Exercise description:
Extract each line where the string "предоставлении" shows up.

^^^^

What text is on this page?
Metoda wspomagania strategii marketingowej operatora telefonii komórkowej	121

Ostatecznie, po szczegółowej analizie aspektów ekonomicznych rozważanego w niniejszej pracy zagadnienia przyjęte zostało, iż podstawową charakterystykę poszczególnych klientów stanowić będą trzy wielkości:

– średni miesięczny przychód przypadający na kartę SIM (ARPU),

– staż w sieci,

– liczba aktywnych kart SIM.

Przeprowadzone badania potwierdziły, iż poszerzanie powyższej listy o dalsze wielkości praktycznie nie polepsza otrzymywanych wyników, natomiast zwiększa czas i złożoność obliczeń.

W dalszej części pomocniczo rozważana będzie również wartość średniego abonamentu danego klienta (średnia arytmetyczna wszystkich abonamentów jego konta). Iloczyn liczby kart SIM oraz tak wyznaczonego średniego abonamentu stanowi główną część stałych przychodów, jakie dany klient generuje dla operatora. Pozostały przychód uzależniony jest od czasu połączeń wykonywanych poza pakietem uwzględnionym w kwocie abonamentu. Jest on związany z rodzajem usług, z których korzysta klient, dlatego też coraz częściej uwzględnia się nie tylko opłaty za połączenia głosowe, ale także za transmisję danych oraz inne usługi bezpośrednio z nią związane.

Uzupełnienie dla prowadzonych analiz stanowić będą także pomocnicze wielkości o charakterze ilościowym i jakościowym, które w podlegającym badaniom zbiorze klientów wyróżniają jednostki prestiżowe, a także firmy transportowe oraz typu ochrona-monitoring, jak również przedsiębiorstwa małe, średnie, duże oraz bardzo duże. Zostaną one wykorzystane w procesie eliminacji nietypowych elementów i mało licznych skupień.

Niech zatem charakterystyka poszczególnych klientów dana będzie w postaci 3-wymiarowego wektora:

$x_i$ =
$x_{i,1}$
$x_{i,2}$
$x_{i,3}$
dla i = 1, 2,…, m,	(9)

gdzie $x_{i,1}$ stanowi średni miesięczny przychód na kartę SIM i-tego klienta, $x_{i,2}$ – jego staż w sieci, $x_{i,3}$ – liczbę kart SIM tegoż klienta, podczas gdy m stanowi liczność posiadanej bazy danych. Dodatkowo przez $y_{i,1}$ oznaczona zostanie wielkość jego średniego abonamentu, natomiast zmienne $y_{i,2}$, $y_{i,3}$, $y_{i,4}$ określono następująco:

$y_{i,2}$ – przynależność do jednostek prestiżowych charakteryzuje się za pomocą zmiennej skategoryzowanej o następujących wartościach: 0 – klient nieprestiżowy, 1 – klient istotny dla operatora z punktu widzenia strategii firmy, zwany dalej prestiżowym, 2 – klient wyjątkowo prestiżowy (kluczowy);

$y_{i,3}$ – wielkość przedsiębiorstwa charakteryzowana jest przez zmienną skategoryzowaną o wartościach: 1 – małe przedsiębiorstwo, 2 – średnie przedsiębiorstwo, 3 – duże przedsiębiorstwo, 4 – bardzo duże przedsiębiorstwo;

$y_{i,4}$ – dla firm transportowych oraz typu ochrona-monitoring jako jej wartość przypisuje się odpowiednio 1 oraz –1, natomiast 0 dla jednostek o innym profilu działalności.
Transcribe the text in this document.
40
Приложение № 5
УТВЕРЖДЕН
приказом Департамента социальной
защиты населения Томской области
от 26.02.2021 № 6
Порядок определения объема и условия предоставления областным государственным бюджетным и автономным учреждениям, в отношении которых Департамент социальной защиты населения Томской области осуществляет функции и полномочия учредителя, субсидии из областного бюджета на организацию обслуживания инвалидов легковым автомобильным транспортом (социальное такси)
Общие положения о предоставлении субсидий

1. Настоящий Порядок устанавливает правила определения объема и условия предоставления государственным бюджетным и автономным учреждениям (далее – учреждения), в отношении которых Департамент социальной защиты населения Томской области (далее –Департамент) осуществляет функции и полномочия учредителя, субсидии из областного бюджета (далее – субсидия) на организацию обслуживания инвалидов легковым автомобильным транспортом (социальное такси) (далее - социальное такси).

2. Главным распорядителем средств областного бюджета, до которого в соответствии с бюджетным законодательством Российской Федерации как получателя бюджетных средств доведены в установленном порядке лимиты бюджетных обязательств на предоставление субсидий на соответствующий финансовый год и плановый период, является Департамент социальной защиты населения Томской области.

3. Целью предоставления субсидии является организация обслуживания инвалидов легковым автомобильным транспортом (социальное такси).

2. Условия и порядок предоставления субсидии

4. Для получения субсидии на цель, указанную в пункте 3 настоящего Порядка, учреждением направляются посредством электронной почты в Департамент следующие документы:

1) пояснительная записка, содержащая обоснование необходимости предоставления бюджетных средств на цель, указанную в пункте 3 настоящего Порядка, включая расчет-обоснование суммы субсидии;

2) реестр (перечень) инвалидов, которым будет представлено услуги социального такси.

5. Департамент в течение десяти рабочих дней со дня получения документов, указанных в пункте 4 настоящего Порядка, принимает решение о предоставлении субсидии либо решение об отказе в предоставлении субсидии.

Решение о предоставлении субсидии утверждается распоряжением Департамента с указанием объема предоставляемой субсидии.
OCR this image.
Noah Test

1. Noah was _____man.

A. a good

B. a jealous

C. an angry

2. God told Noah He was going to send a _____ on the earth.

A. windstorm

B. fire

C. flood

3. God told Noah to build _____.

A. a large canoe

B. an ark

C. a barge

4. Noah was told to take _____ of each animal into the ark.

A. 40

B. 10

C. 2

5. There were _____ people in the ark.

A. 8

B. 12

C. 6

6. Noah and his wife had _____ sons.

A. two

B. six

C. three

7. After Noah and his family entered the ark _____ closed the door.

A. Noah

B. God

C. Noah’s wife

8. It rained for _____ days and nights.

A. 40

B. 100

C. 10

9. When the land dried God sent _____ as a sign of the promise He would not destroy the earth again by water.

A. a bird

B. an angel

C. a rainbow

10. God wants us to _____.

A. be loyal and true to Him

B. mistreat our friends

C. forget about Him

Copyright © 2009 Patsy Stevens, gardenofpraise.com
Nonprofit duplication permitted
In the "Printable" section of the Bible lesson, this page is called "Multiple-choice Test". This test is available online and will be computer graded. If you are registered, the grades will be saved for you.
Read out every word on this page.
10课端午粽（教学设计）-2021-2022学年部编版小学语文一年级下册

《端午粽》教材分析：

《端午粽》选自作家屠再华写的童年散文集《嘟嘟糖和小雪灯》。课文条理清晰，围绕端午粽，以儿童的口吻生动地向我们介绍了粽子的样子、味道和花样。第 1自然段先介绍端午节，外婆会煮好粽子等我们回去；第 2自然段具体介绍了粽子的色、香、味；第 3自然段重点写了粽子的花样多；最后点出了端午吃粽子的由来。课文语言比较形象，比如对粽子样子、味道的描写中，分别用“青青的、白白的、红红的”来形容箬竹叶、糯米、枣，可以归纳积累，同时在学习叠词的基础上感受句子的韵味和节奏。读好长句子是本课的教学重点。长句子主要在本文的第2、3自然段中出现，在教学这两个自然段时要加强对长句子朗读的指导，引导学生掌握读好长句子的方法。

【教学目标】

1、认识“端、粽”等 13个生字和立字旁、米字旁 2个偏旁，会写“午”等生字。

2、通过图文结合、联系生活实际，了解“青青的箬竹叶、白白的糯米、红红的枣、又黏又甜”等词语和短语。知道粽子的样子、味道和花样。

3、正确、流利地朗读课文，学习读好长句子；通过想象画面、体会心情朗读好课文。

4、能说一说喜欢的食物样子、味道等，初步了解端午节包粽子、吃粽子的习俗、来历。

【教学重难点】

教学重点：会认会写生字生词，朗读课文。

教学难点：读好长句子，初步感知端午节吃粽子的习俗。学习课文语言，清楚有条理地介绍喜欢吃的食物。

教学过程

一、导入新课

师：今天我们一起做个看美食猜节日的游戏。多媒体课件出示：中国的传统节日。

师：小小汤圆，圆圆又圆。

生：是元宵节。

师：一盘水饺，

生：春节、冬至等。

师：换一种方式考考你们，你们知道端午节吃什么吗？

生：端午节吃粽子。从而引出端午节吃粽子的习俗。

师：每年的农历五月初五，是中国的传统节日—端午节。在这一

^^^^

Task output:
Общие положения о предоставлении субсидий
5. Департамент в течение десяти рабочих дней со дня получения документов, указанных в пункте 4 настоящего Порядка, принимает решение о предоставлении субсидии либо решение об отказе в предоставлении субсидии.
Решение о предоставлении субсидии утверждается распоряжением Департамента с указанием объема предоставляемой субсидии.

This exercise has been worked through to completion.